** INSTRUCTIONS FOR THE TASK **
Output the full material exactly as it appears here.

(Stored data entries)
## BEGIN

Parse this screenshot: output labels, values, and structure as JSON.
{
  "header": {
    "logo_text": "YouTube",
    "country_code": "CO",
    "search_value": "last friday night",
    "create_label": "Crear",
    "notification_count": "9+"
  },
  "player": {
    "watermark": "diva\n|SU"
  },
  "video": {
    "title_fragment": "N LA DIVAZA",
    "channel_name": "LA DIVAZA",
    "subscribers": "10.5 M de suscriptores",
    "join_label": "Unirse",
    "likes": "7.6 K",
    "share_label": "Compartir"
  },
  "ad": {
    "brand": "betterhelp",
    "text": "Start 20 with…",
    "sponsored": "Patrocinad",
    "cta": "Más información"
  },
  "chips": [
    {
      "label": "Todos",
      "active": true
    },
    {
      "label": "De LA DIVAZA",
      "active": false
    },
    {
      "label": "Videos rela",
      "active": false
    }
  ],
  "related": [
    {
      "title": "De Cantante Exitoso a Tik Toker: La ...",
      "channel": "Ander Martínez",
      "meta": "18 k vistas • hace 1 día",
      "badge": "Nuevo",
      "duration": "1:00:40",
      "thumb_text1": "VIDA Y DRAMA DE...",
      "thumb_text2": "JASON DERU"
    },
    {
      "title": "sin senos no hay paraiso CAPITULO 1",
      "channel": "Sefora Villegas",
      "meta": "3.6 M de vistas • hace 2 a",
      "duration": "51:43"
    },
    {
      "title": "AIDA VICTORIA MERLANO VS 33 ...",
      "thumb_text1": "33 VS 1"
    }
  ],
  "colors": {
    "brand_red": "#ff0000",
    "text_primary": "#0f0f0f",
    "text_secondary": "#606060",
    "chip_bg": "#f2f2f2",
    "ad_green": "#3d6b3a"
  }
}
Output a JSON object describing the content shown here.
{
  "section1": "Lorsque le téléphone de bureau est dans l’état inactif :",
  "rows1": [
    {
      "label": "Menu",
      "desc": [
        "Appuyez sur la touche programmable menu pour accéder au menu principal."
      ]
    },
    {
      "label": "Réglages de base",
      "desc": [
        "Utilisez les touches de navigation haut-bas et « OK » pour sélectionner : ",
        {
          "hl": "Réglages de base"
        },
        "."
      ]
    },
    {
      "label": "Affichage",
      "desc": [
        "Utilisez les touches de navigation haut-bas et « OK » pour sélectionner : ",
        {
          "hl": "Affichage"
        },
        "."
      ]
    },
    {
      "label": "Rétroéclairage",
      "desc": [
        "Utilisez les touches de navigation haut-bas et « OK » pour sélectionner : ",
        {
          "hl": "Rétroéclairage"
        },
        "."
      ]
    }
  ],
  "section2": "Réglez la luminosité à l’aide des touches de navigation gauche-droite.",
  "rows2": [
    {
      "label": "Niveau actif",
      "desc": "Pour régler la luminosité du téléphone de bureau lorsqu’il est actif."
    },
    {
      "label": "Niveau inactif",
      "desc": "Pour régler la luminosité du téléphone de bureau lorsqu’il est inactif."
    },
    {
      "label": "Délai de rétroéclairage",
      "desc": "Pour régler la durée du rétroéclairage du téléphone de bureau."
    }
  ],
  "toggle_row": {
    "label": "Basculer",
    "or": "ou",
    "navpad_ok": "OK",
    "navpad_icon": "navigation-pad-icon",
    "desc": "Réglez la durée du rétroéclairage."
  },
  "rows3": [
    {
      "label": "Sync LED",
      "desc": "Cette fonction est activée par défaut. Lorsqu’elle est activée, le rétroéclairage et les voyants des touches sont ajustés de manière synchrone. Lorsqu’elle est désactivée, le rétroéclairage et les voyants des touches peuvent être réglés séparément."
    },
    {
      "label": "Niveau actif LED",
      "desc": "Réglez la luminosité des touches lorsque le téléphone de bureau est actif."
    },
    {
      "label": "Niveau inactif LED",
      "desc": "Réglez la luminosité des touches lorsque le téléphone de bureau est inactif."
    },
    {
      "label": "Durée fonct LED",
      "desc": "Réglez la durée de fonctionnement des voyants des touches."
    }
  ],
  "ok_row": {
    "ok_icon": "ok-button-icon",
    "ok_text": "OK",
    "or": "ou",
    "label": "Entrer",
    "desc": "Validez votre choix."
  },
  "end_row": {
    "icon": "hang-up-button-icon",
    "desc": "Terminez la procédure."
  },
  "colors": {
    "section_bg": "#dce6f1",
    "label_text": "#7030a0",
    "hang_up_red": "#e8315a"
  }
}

## END

** RESULT **
Parse this screenshot: output labels, values, and structure as JSON.
{
  "header": {
    "logo_text": "YouTube",
    "country_code": "CO",
    "search_value": "last friday night",
    "create_label": "Crear",
    "notification_count": "9+"
  },
  "player": {
    "watermark": "diva\n|SU"
  },
  "video": {
    "title_fragment": "N LA DIVAZA",
    "channel_name": "LA DIVAZA",
    "subscribers": "10.5 M de suscriptores",
    "join_label": "Unirse",
    "likes": "7.6 K",
    "share_label": "Compartir"
  },
  "ad": {
    "brand": "betterhelp",
    "text": "Start 20 with…",
    "sponsored": "Patrocinad",
    "cta": "Más información"
  },
  "chips": [
    {
      "label": "Todos",
      "active": true
    },
    {
      "label": "De LA DIVAZA",
      "active": false
    },
    {
      "label": "Videos rela",
      "active": false
    }
  ],
  "related": [
    {
      "title": "De Cantante Exitoso a Tik Toker: La ...",
      "channel": "Ander Martínez",
      "meta": "18 k vistas • hace 1 día",
      "badge": "Nuevo",
      "duration": "1:00:40",
      "thumb_text1": "VIDA Y DRAMA DE...",
      "thumb_text2": "JASON DERU"
    },
    {
      "title": "sin senos no hay paraiso CAPITULO 1",
      "channel": "Sefora Villegas",
      "meta": "3.6 M de vistas • hace 2 a",
      "duration": "51:43"
    },
    {
      "title": "AIDA VICTORIA MERLANO VS 33 ...",
      "thumb_text1": "33 VS 1"
    }
  ],
  "colors": {
    "brand_red": "#ff0000",
    "text_primary": "#0f0f0f",
    "text_secondary": "#606060",
    "chip_bg": "#f2f2f2",
    "ad_green": "#3d6b3a"
  }
}
Output a JSON object describing the content shown here.
{
  "section1": "Lorsque le téléphone de bureau est dans l’état inactif :",
  "rows1": [
    {
      "label": "Menu",
      "desc": [
        "Appuyez sur la touche programmable menu pour accéder au menu principal."
      ]
    },
    {
      "label": "Réglages de base",
      "desc": [
        "Utilisez les touches de navigation haut-bas et « OK » pour sélectionner : ",
        {
          "hl": "Réglages de base"
        },
        "."
      ]
    },
    {
      "label": "Affichage",
      "desc": [
        "Utilisez les touches de navigation haut-bas et « OK » pour sélectionner : ",
        {
          "hl": "Affichage"
        },
        "."
      ]
    },
    {
      "label": "Rétroéclairage",
      "desc": [
        "Utilisez les touches de navigation haut-bas et « OK » pour sélectionner : ",
        {
          "hl": "Rétroéclairage"
        },
        "."
      ]
    }
  ],
  "section2": "Réglez la luminosité à l’aide des touches de navigation gauche-droite.",
  "rows2": [
    {
      "label": "Niveau actif",
      "desc": "Pour régler la luminosité du téléphone de bureau lorsqu’il est actif."
    },
    {
      "label": "Niveau inactif",
      "desc": "Pour régler la luminosité du téléphone de bureau lorsqu’il est inactif."
    },
    {
      "label": "Délai de rétroéclairage",
      "desc": "Pour régler la durée du rétroéclairage du téléphone de bureau."
    }
  ],
  "toggle_row": {
    "label": "Basculer",
    "or": "ou",
    "navpad_ok": "OK",
    "navpad_icon": "navigation-pad-icon",
    "desc": "Réglez la durée du rétroéclairage."
  },
  "rows3": [
    {
      "label": "Sync LED",
      "desc": "Cette fonction est activée par défaut. Lorsqu’elle est activée, le rétroéclairage et les voyants des touches sont ajustés de manière synchrone. Lorsqu’elle est désactivée, le rétroéclairage et les voyants des touches peuvent être réglés séparément."
    },
    {
      "label": "Niveau actif LED",
      "desc": "Réglez la luminosité des touches lorsque le téléphone de bureau est actif."
    },
    {
      "label": "Niveau inactif LED",
      "desc": "Réglez la luminosité des touches lorsque le téléphone de bureau est inactif."
    },
    {
      "label": "Durée fonct LED",
      "desc": "Réglez la durée de fonctionnement des voyants des touches."
    }
  ],
  "ok_row": {
    "ok_icon": "ok-button-icon",
    "ok_text": "OK",
    "or": "ou",
    "label": "Entrer",
    "desc": "Validez votre choix."
  },
  "end_row": {
    "icon": "hang-up-button-icon",
    "desc": "Terminez la procédure."
  },
  "colors": {
    "section_bg": "#dce6f1",
    "label_text": "#7030a0",
    "hang_up_red": "#e8315a"
  }
}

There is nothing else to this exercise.